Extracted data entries

──────

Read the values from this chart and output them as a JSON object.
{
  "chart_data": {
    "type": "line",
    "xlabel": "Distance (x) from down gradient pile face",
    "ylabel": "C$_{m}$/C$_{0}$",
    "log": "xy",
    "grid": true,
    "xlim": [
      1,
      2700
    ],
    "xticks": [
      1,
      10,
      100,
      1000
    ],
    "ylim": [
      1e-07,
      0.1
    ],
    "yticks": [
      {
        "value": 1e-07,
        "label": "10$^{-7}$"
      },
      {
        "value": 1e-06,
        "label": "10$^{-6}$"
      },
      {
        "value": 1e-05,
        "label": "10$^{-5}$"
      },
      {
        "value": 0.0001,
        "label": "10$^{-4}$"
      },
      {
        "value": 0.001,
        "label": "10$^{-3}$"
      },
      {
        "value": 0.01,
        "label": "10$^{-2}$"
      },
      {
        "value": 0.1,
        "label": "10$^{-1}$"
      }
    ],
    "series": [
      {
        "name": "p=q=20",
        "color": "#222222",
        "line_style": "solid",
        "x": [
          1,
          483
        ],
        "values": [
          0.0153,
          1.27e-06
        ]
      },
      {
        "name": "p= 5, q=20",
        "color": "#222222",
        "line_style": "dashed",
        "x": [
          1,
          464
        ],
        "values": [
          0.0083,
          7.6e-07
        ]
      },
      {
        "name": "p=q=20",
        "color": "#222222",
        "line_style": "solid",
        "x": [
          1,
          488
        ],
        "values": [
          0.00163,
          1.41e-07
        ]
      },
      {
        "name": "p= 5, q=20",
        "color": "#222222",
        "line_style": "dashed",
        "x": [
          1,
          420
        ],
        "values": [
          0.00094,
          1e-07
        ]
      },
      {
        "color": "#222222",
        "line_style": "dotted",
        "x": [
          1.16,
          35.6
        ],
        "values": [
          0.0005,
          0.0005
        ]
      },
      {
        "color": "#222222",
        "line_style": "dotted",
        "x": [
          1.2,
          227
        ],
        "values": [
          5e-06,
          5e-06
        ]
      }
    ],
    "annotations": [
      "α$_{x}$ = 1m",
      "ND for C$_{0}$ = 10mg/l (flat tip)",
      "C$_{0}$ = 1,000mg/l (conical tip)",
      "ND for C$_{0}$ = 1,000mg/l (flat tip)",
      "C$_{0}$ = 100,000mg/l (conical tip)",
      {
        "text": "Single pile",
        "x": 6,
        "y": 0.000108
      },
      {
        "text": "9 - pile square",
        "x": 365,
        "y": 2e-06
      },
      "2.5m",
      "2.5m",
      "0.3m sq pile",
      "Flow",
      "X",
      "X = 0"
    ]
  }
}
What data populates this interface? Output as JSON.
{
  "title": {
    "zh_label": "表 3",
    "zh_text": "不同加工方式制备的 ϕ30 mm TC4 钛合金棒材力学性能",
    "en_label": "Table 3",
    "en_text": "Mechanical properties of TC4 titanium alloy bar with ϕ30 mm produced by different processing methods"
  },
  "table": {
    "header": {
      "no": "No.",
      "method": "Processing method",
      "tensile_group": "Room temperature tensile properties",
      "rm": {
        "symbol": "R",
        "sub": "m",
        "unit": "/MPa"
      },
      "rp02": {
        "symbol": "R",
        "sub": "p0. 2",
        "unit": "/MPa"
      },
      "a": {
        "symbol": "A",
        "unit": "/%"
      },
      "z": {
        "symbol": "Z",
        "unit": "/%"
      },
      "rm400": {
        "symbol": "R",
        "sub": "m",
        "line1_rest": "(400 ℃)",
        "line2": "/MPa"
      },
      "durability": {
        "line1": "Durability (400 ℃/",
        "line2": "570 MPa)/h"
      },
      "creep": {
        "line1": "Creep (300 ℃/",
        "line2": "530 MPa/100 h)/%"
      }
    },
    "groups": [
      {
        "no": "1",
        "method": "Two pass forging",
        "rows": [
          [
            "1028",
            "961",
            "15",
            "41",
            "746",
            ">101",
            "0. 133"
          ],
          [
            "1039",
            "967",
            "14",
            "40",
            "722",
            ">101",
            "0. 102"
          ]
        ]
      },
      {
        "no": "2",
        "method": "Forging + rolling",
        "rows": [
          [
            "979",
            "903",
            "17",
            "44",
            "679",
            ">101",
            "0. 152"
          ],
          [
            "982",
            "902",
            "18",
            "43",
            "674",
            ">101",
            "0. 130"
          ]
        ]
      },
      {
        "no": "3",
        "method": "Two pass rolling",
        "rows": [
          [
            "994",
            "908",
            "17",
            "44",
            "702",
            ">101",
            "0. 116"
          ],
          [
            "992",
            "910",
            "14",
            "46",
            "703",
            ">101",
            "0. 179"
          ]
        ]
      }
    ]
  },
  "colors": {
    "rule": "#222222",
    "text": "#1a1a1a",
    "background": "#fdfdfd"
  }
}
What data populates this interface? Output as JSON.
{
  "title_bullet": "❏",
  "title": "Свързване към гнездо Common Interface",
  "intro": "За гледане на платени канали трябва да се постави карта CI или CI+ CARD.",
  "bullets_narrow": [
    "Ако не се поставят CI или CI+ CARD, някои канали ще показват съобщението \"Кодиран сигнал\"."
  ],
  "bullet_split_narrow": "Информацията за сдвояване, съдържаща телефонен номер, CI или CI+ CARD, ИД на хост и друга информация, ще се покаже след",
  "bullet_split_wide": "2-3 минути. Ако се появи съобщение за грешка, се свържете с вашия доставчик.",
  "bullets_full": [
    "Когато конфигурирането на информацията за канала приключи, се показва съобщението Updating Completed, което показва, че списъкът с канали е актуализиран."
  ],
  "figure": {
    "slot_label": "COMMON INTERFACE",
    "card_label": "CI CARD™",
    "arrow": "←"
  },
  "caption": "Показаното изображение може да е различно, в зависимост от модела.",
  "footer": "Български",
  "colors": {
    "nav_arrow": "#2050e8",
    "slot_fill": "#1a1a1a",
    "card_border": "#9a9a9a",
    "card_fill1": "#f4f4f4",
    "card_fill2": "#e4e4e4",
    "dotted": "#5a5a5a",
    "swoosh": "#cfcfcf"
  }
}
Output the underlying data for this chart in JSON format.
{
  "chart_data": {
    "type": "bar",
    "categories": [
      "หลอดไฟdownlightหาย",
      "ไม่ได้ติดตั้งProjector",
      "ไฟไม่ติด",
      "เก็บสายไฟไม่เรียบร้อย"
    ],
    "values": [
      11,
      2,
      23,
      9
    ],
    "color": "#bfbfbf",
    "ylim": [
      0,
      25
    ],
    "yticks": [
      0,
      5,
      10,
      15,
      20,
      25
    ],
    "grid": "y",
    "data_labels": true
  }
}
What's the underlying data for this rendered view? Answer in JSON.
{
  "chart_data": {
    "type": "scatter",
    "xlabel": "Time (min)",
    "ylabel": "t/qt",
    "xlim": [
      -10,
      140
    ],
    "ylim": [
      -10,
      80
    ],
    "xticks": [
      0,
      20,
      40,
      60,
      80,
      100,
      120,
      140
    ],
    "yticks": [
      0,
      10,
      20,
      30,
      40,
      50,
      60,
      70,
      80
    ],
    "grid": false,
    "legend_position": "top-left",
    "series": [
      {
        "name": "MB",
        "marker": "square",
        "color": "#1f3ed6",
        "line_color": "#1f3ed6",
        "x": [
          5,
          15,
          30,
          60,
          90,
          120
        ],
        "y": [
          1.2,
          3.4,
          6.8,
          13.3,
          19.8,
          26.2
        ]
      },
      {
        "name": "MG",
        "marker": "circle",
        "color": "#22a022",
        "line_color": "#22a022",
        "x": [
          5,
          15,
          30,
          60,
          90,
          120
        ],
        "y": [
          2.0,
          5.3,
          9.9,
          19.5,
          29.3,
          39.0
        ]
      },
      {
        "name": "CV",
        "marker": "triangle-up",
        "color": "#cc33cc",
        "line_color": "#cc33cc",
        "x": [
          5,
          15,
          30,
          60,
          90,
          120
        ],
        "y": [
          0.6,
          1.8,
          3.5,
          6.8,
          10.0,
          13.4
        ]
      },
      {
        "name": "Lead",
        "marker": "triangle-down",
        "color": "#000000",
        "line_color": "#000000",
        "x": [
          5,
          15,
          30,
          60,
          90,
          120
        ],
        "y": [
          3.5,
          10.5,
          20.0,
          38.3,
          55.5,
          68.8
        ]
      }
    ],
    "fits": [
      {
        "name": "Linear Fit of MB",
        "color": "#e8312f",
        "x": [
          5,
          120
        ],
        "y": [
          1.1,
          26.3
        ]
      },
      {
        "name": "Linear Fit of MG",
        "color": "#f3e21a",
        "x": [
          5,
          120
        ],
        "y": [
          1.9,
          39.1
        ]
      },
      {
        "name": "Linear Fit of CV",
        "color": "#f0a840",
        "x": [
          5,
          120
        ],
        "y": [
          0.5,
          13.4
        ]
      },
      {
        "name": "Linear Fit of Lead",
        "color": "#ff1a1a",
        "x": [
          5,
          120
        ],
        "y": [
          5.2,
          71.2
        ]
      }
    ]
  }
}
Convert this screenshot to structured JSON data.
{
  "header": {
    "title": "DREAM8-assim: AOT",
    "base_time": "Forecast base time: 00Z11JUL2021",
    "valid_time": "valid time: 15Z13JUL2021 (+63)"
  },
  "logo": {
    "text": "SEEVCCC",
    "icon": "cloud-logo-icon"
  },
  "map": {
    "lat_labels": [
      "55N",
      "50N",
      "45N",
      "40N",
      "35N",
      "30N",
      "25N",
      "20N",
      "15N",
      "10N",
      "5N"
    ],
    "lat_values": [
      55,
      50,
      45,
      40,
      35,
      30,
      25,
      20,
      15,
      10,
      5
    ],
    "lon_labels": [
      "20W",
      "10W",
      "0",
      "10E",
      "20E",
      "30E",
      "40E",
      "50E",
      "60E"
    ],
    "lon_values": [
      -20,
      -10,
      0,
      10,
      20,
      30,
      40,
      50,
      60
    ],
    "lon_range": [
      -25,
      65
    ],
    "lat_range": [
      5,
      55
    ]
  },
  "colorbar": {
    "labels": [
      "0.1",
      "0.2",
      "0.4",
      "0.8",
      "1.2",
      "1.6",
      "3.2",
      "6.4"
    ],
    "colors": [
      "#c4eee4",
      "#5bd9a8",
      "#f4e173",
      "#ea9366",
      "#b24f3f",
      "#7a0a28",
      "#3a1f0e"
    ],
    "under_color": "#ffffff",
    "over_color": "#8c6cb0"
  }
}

──────

▶ [To be done]
Your answer should be a single number: the count of lines in these records that hold the string "JSON".

▶ [Solution to this task]
6